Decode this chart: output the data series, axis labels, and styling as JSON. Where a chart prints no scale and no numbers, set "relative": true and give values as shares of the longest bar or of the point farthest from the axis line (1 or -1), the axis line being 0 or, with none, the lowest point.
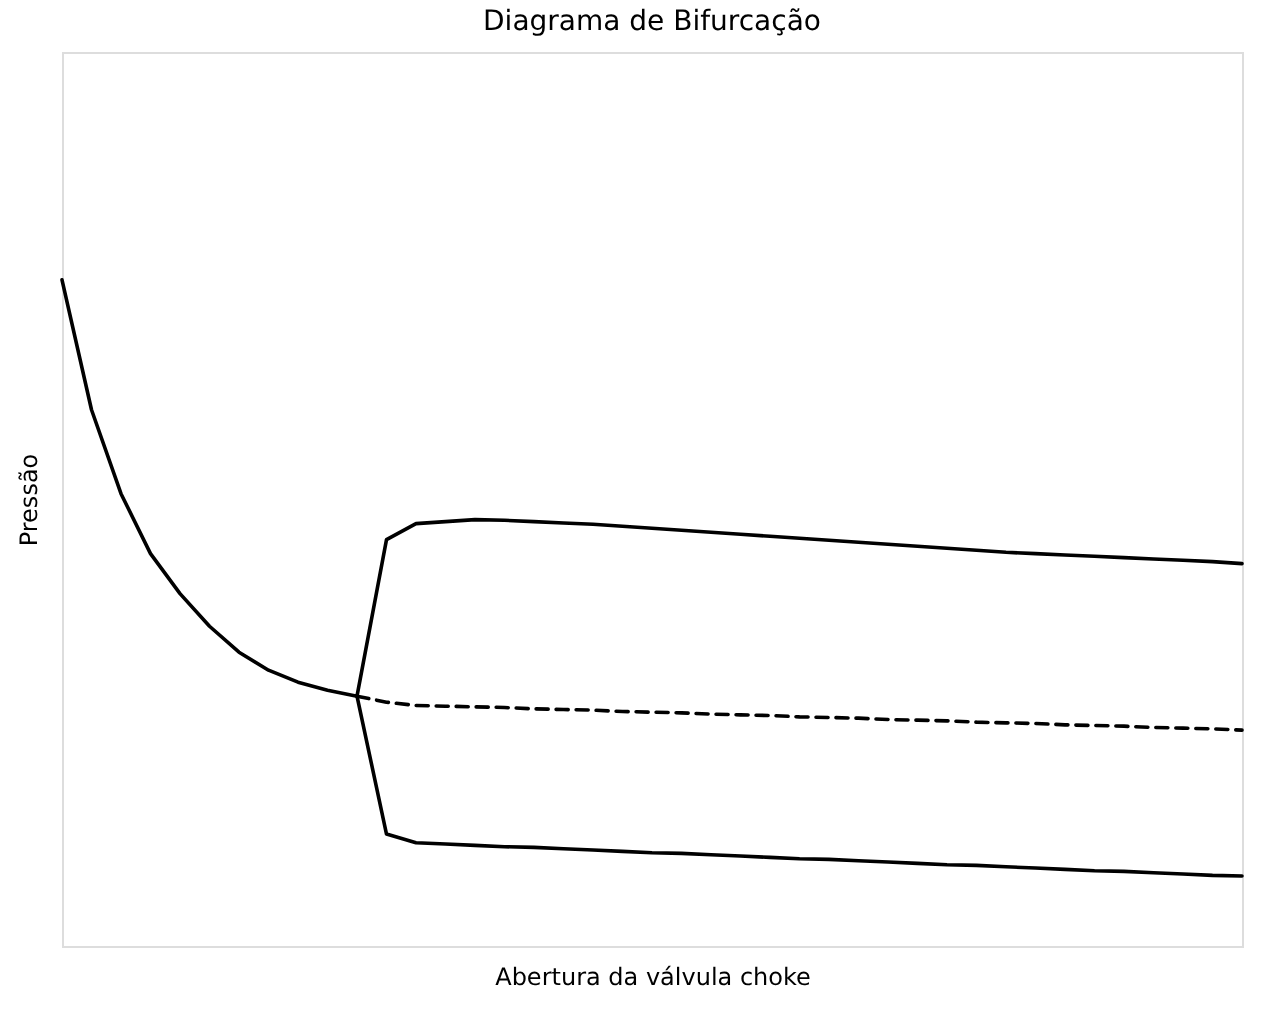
{
  "chart_data": {
    "type": "line",
    "title": "Diagrama de Bifurcação",
    "xlabel": "Abertura da válvula choke",
    "ylabel": "Pressão",
    "relative": true,
    "tick_labels": false,
    "grid": false,
    "categories": [
      null,
      null,
      null,
      null,
      null,
      null,
      null,
      null,
      null,
      null,
      null,
      null,
      null,
      null,
      null,
      null,
      null,
      null,
      null,
      null,
      null,
      null,
      null,
      null,
      null,
      null,
      null,
      null,
      null,
      null,
      null,
      null,
      null,
      null,
      null,
      null,
      null,
      null,
      null,
      null,
      null
    ],
    "series": [
      {
        "color": "#000000",
        "line_style": "solid",
        "values": [
          1.0,
          0.805,
          0.679,
          0.589,
          0.529,
          0.48,
          0.441,
          0.414,
          0.396,
          0.384,
          0.375,
          0.61,
          0.634,
          0.637,
          0.64,
          0.639,
          0.637,
          0.635,
          0.633,
          0.63,
          0.627,
          0.624,
          0.621,
          0.618,
          0.615,
          0.612,
          0.609,
          0.606,
          0.603,
          0.6,
          0.597,
          0.594,
          0.591,
          0.589,
          0.587,
          0.585,
          0.583,
          0.581,
          0.579,
          0.577,
          0.574
        ]
      },
      {
        "color": "#000000",
        "line_style": "solid",
        "values": [
          null,
          null,
          null,
          null,
          null,
          null,
          null,
          null,
          null,
          null,
          0.375,
          0.168,
          0.155,
          0.153,
          0.151,
          0.149,
          0.148,
          0.146,
          0.144,
          0.142,
          0.14,
          0.139,
          0.137,
          0.135,
          0.133,
          0.131,
          0.13,
          0.128,
          0.126,
          0.124,
          0.122,
          0.121,
          0.119,
          0.117,
          0.115,
          0.113,
          0.112,
          0.11,
          0.108,
          0.106,
          0.105
        ]
      },
      {
        "color": "#000000",
        "line_style": "dashed",
        "values": [
          null,
          null,
          null,
          null,
          null,
          null,
          null,
          null,
          null,
          null,
          0.375,
          0.366,
          0.361,
          0.36,
          0.359,
          0.358,
          0.356,
          0.355,
          0.354,
          0.352,
          0.351,
          0.35,
          0.348,
          0.347,
          0.346,
          0.344,
          0.343,
          0.342,
          0.34,
          0.339,
          0.338,
          0.336,
          0.335,
          0.334,
          0.332,
          0.331,
          0.33,
          0.328,
          0.327,
          0.326,
          0.324
        ]
      }
    ]
  }
}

Prompt:
Search the entries for the string "true" and collect each line that has it.

The response:
Decode this chart: output the data series, axis labels, and styling as JSON. Where a chart prints no scale and no numbers, set "relative": true and give values as shares of the longest bar or of the point farthest from the axis line (1 or -1), the axis line being 0 or, with none, the lowest point.
    "relative": true,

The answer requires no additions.